-- BEGIN AVAILABLE DATA --

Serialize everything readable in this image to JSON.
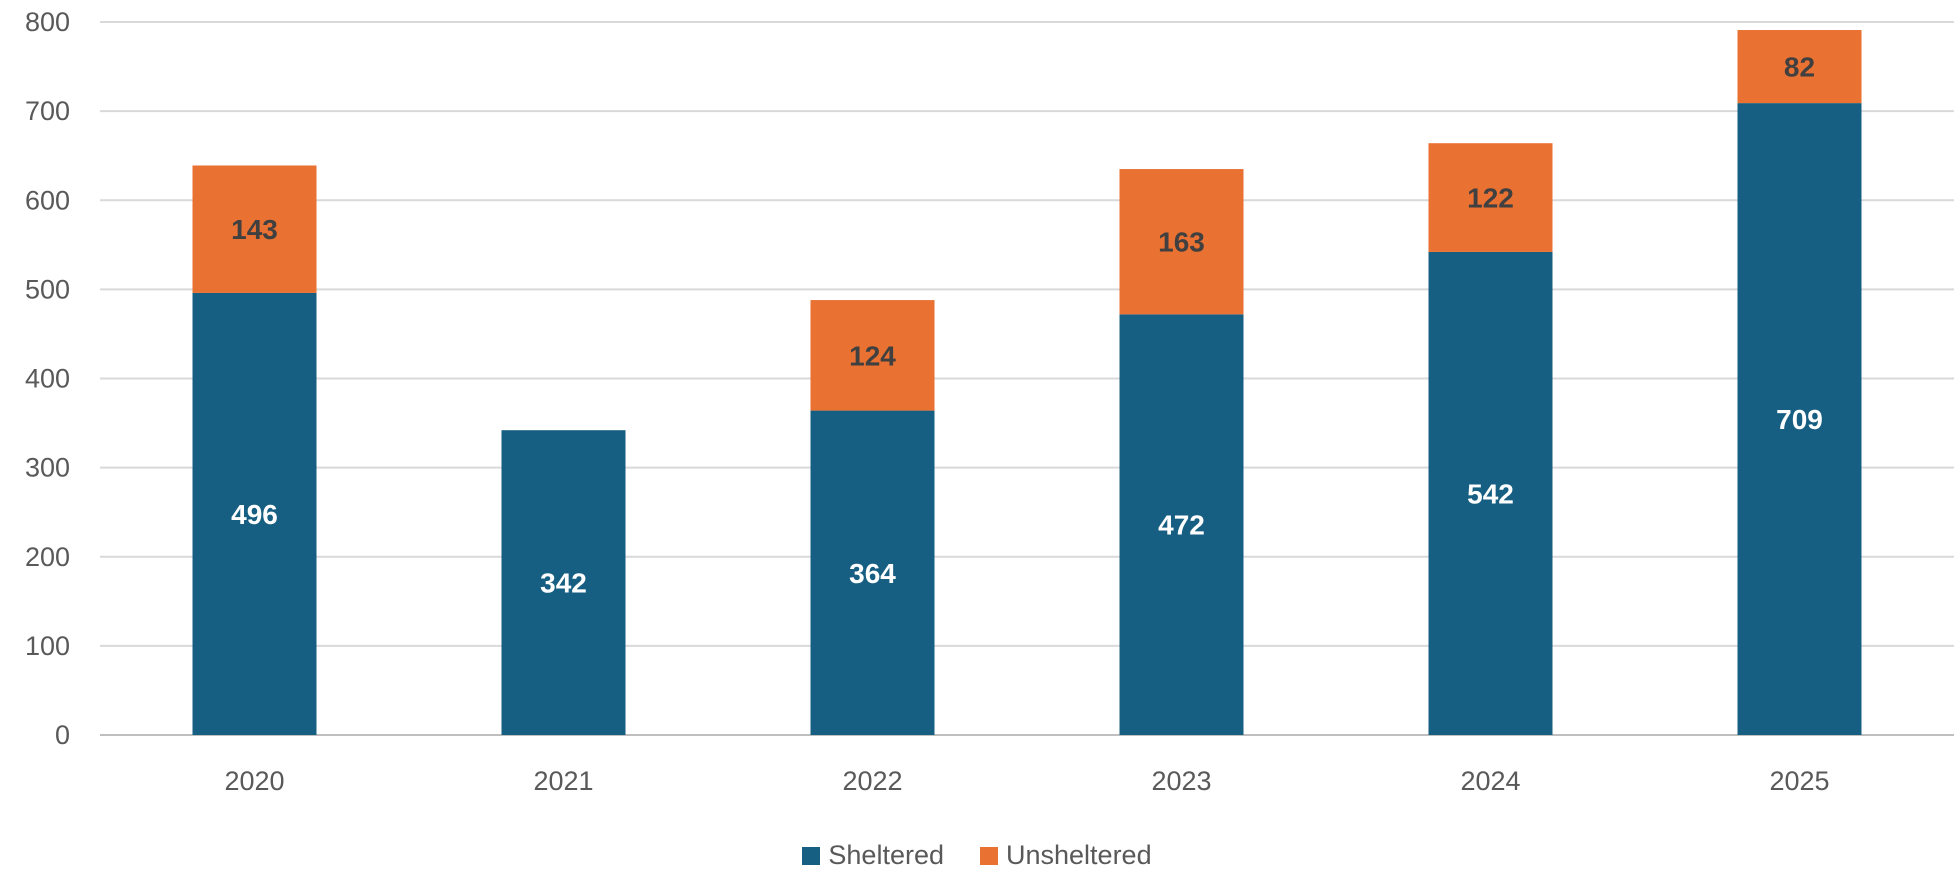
{
  "chart_data": {
    "type": "bar",
    "stacked": true,
    "categories": [
      "2020",
      "2021",
      "2022",
      "2023",
      "2024",
      "2025"
    ],
    "series": [
      {
        "name": "Sheltered",
        "values": [
          496,
          342,
          364,
          472,
          542,
          709
        ],
        "color": "#175F82",
        "label_color": "#FFFFFF"
      },
      {
        "name": "Unsheltered",
        "values": [
          143,
          null,
          124,
          163,
          122,
          82
        ],
        "color": "#E97132",
        "label_color": "#404040"
      }
    ],
    "title": "",
    "xlabel": "",
    "ylabel": "",
    "ylim": [
      0,
      800
    ],
    "yticks": [
      "0",
      "100",
      "200",
      "300",
      "400",
      "500",
      "600",
      "700",
      "800"
    ],
    "grid": true,
    "legend_position": "bottom"
  }
}
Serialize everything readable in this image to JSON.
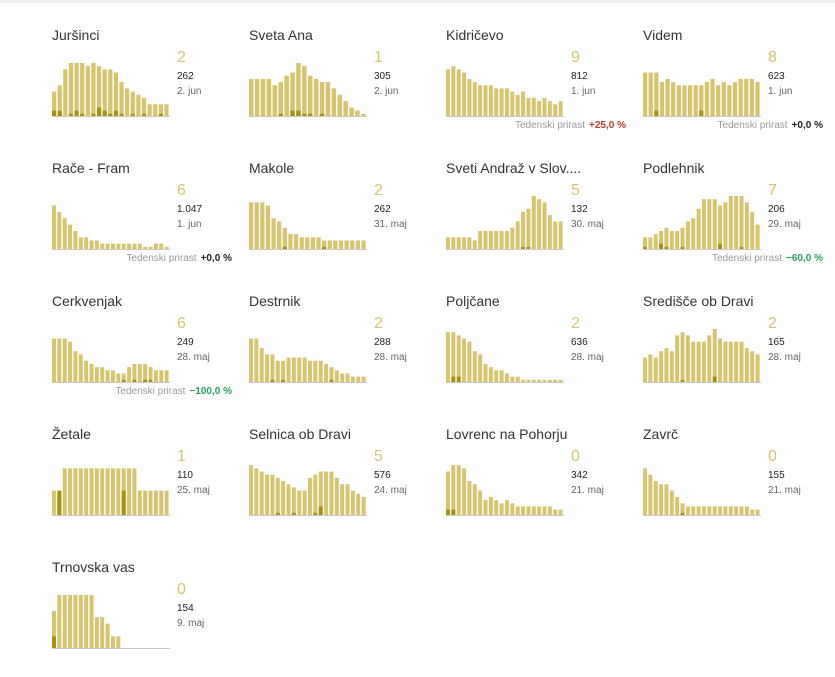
{
  "colors": {
    "bar_light": "#d6c56e",
    "bar_dark": "#a8910e",
    "baseline": "#c9c9c9",
    "text": "#333333",
    "growth_pos": "#c0392b",
    "growth_neg": "#27a060",
    "growth_neutral": "#222222"
  },
  "cards": [
    {
      "name": "Juršinci",
      "recent": "2",
      "total": "262",
      "date": "2. jun",
      "growth_label": "",
      "growth_value": "",
      "growth_sign": "",
      "chart_data": {
        "type": "bar",
        "values": [
          8,
          10,
          15,
          17,
          17,
          17,
          16,
          17,
          16,
          15,
          15,
          14,
          11,
          9,
          8,
          7,
          6,
          4,
          4,
          4,
          4
        ],
        "highlight": [
          2,
          2,
          0,
          1,
          2,
          1,
          0,
          1,
          3,
          2,
          1,
          2,
          1,
          0,
          1,
          0,
          1,
          0,
          0,
          1,
          0
        ]
      }
    },
    {
      "name": "Sveta Ana",
      "recent": "1",
      "total": "305",
      "date": "2. jun",
      "growth_label": "",
      "growth_value": "",
      "growth_sign": "",
      "chart_data": {
        "type": "bar",
        "values": [
          12,
          12,
          12,
          12,
          10,
          11,
          13,
          14,
          17,
          16,
          13,
          12,
          11,
          11,
          9,
          7,
          5,
          3,
          2,
          1
        ],
        "highlight": [
          0,
          0,
          0,
          0,
          0,
          1,
          0,
          2,
          2,
          1,
          1,
          0,
          1,
          0,
          0,
          0,
          0,
          0,
          0,
          0
        ]
      }
    },
    {
      "name": "Kidričevo",
      "recent": "9",
      "total": "812",
      "date": "1. jun",
      "growth_label": "Tedenski prirast",
      "growth_value": "+25,0 %",
      "growth_sign": "pos",
      "chart_data": {
        "type": "bar",
        "values": [
          15,
          16,
          15,
          14,
          12,
          11,
          10,
          10,
          10,
          9,
          9,
          9,
          8,
          7,
          8,
          6,
          6,
          5,
          6,
          5,
          4,
          5
        ],
        "highlight": [
          0,
          0,
          0,
          0,
          0,
          0,
          0,
          0,
          0,
          0,
          0,
          0,
          0,
          0,
          0,
          0,
          0,
          0,
          0,
          0,
          0,
          0
        ]
      }
    },
    {
      "name": "Videm",
      "recent": "8",
      "total": "623",
      "date": "1. jun",
      "growth_label": "Tedenski prirast",
      "growth_value": "+0,0 %",
      "growth_sign": "neu",
      "chart_data": {
        "type": "bar",
        "values": [
          14,
          14,
          14,
          11,
          12,
          11,
          10,
          10,
          10,
          10,
          10,
          11,
          12,
          10,
          11,
          10,
          11,
          12,
          12,
          12,
          11
        ],
        "highlight": [
          0,
          0,
          2,
          0,
          0,
          0,
          0,
          0,
          0,
          0,
          2,
          0,
          0,
          0,
          0,
          0,
          0,
          0,
          0,
          0,
          0
        ]
      }
    },
    {
      "name": "Rače - Fram",
      "recent": "6",
      "total": "1.047",
      "date": "1. jun",
      "growth_label": "Tedenski prirast",
      "growth_value": "+0,0 %",
      "growth_sign": "neu",
      "chart_data": {
        "type": "bar",
        "values": [
          14,
          12,
          10,
          8,
          6,
          4,
          4,
          3,
          3,
          2,
          2,
          2,
          2,
          2,
          2,
          2,
          2,
          1,
          1,
          2,
          2,
          1
        ],
        "highlight": [
          0,
          0,
          0,
          0,
          0,
          0,
          0,
          0,
          0,
          0,
          0,
          0,
          0,
          0,
          0,
          0,
          0,
          0,
          0,
          0,
          0,
          0
        ]
      }
    },
    {
      "name": "Makole",
      "recent": "2",
      "total": "262",
      "date": "31. maj",
      "growth_label": "",
      "growth_value": "",
      "growth_sign": "",
      "chart_data": {
        "type": "bar",
        "values": [
          15,
          15,
          15,
          14,
          10,
          9,
          7,
          5,
          5,
          4,
          4,
          4,
          4,
          3,
          3,
          3,
          3,
          3,
          3,
          3,
          3
        ],
        "highlight": [
          0,
          0,
          0,
          0,
          0,
          0,
          1,
          0,
          0,
          0,
          0,
          0,
          0,
          1,
          0,
          0,
          0,
          0,
          0,
          0,
          0
        ]
      }
    },
    {
      "name": "Sveti Andraž v Slov....",
      "recent": "5",
      "total": "132",
      "date": "30. maj",
      "growth_label": "",
      "growth_value": "",
      "growth_sign": "",
      "chart_data": {
        "type": "bar",
        "values": [
          4,
          4,
          4,
          4,
          4,
          3,
          6,
          6,
          6,
          6,
          6,
          6,
          7,
          9,
          12,
          13,
          17,
          16,
          15,
          11,
          9,
          9
        ],
        "highlight": [
          0,
          0,
          0,
          0,
          0,
          0,
          0,
          0,
          0,
          0,
          0,
          0,
          0,
          0,
          1,
          1,
          0,
          0,
          0,
          0,
          0,
          0
        ]
      }
    },
    {
      "name": "Podlehnik",
      "recent": "7",
      "total": "206",
      "date": "29. maj",
      "growth_label": "Tedenski prirast",
      "growth_value": "−60,0 %",
      "growth_sign": "neg",
      "chart_data": {
        "type": "bar",
        "values": [
          4,
          4,
          5,
          6,
          7,
          6,
          6,
          7,
          9,
          10,
          13,
          16,
          16,
          16,
          14,
          15,
          17,
          17,
          17,
          15,
          12,
          8
        ],
        "highlight": [
          1,
          0,
          0,
          2,
          1,
          0,
          0,
          1,
          0,
          0,
          0,
          0,
          0,
          0,
          2,
          0,
          0,
          0,
          1,
          0,
          0,
          0
        ]
      }
    },
    {
      "name": "Cerkvenjak",
      "recent": "6",
      "total": "249",
      "date": "28. maj",
      "growth_label": "Tedenski prirast",
      "growth_value": "−100,0 %",
      "growth_sign": "neg",
      "chart_data": {
        "type": "bar",
        "values": [
          14,
          14,
          14,
          13,
          10,
          9,
          7,
          6,
          5,
          5,
          4,
          4,
          3,
          3,
          5,
          6,
          6,
          6,
          5,
          4,
          4,
          4
        ],
        "highlight": [
          0,
          0,
          0,
          0,
          0,
          0,
          0,
          0,
          0,
          0,
          0,
          0,
          0,
          1,
          0,
          1,
          0,
          1,
          1,
          0,
          0,
          0
        ]
      }
    },
    {
      "name": "Destrnik",
      "recent": "2",
      "total": "288",
      "date": "28. maj",
      "growth_label": "",
      "growth_value": "",
      "growth_sign": "",
      "chart_data": {
        "type": "bar",
        "values": [
          14,
          14,
          11,
          9,
          9,
          7,
          7,
          8,
          8,
          8,
          8,
          7,
          7,
          7,
          6,
          5,
          4,
          3,
          3,
          2,
          2,
          2
        ],
        "highlight": [
          0,
          0,
          0,
          0,
          1,
          0,
          1,
          0,
          0,
          0,
          0,
          0,
          0,
          0,
          0,
          1,
          0,
          0,
          0,
          0,
          0,
          0
        ]
      }
    },
    {
      "name": "Poljčane",
      "recent": "2",
      "total": "636",
      "date": "28. maj",
      "growth_label": "",
      "growth_value": "",
      "growth_sign": "",
      "chart_data": {
        "type": "bar",
        "values": [
          16,
          16,
          15,
          14,
          13,
          10,
          9,
          6,
          5,
          4,
          4,
          3,
          2,
          2,
          1,
          1,
          1,
          1,
          1,
          1,
          1,
          1
        ],
        "highlight": [
          0,
          2,
          2,
          0,
          0,
          0,
          0,
          0,
          0,
          0,
          0,
          0,
          0,
          0,
          0,
          0,
          0,
          0,
          0,
          0,
          0,
          0
        ]
      }
    },
    {
      "name": "Središče ob Dravi",
      "recent": "2",
      "total": "165",
      "date": "28. maj",
      "growth_label": "",
      "growth_value": "",
      "growth_sign": "",
      "chart_data": {
        "type": "bar",
        "values": [
          8,
          9,
          8,
          10,
          11,
          10,
          15,
          16,
          15,
          13,
          13,
          13,
          15,
          17,
          14,
          13,
          13,
          13,
          13,
          11,
          10,
          9
        ],
        "highlight": [
          0,
          0,
          0,
          0,
          0,
          0,
          0,
          1,
          0,
          0,
          0,
          0,
          0,
          2,
          0,
          0,
          0,
          0,
          0,
          0,
          0,
          0
        ]
      }
    },
    {
      "name": "Žetale",
      "recent": "1",
      "total": "110",
      "date": "25. maj",
      "growth_label": "",
      "growth_value": "",
      "growth_sign": "",
      "chart_data": {
        "type": "bar",
        "values": [
          8,
          8,
          15,
          15,
          15,
          15,
          15,
          15,
          15,
          15,
          15,
          15,
          15,
          15,
          15,
          15,
          8,
          8,
          8,
          8,
          8,
          8
        ],
        "highlight": [
          0,
          8,
          0,
          0,
          0,
          0,
          0,
          0,
          0,
          0,
          0,
          0,
          0,
          8,
          0,
          0,
          0,
          0,
          0,
          0,
          0,
          0
        ]
      }
    },
    {
      "name": "Selnica ob Dravi",
      "recent": "5",
      "total": "576",
      "date": "24. maj",
      "growth_label": "",
      "growth_value": "",
      "growth_sign": "",
      "chart_data": {
        "type": "bar",
        "values": [
          16,
          15,
          14,
          13,
          13,
          12,
          11,
          10,
          9,
          8,
          8,
          12,
          13,
          14,
          14,
          14,
          12,
          10,
          10,
          8,
          7,
          6
        ],
        "highlight": [
          0,
          0,
          0,
          0,
          0,
          1,
          0,
          0,
          1,
          0,
          0,
          0,
          1,
          3,
          0,
          0,
          0,
          0,
          0,
          0,
          0,
          0
        ]
      }
    },
    {
      "name": "Lovrenc na Pohorju",
      "recent": "0",
      "total": "342",
      "date": "21. maj",
      "growth_label": "",
      "growth_value": "",
      "growth_sign": "",
      "chart_data": {
        "type": "bar",
        "values": [
          14,
          16,
          16,
          15,
          11,
          10,
          8,
          5,
          6,
          5,
          4,
          5,
          4,
          3,
          3,
          3,
          3,
          3,
          3,
          3,
          2,
          2
        ],
        "highlight": [
          2,
          2,
          0,
          0,
          0,
          0,
          0,
          0,
          0,
          0,
          0,
          0,
          0,
          0,
          0,
          0,
          0,
          0,
          0,
          0,
          0,
          0
        ]
      }
    },
    {
      "name": "Zavrč",
      "recent": "0",
      "total": "155",
      "date": "21. maj",
      "growth_label": "",
      "growth_value": "",
      "growth_sign": "",
      "chart_data": {
        "type": "bar",
        "values": [
          15,
          13,
          11,
          10,
          10,
          8,
          6,
          4,
          3,
          3,
          3,
          3,
          3,
          3,
          3,
          3,
          3,
          3,
          3,
          3,
          2,
          2
        ],
        "highlight": [
          0,
          0,
          0,
          0,
          0,
          0,
          0,
          1,
          0,
          0,
          0,
          0,
          0,
          0,
          0,
          0,
          0,
          0,
          0,
          0,
          0,
          0
        ]
      }
    },
    {
      "name": "Trnovska vas",
      "recent": "0",
      "total": "154",
      "date": "9. maj",
      "growth_label": "",
      "growth_value": "",
      "growth_sign": "",
      "chart_data": {
        "type": "bar",
        "values": [
          12,
          17,
          17,
          17,
          17,
          17,
          17,
          17,
          10,
          10,
          8,
          4,
          4,
          0,
          0,
          0,
          0,
          0,
          0,
          0,
          0,
          0
        ],
        "highlight": [
          4,
          0,
          0,
          0,
          0,
          0,
          0,
          0,
          0,
          0,
          0,
          0,
          0,
          0,
          0,
          0,
          0,
          0,
          0,
          0,
          0,
          0
        ]
      }
    }
  ]
}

-- END AVAILABLE DATA --

_WHAT IS ASKED_. Search the entries for the word "Dravi" and gather every line where it appears.

_EXERCISE RESPONSE_.
      "name": "Središče ob Dravi",
      "name": "Selnica ob Dravi",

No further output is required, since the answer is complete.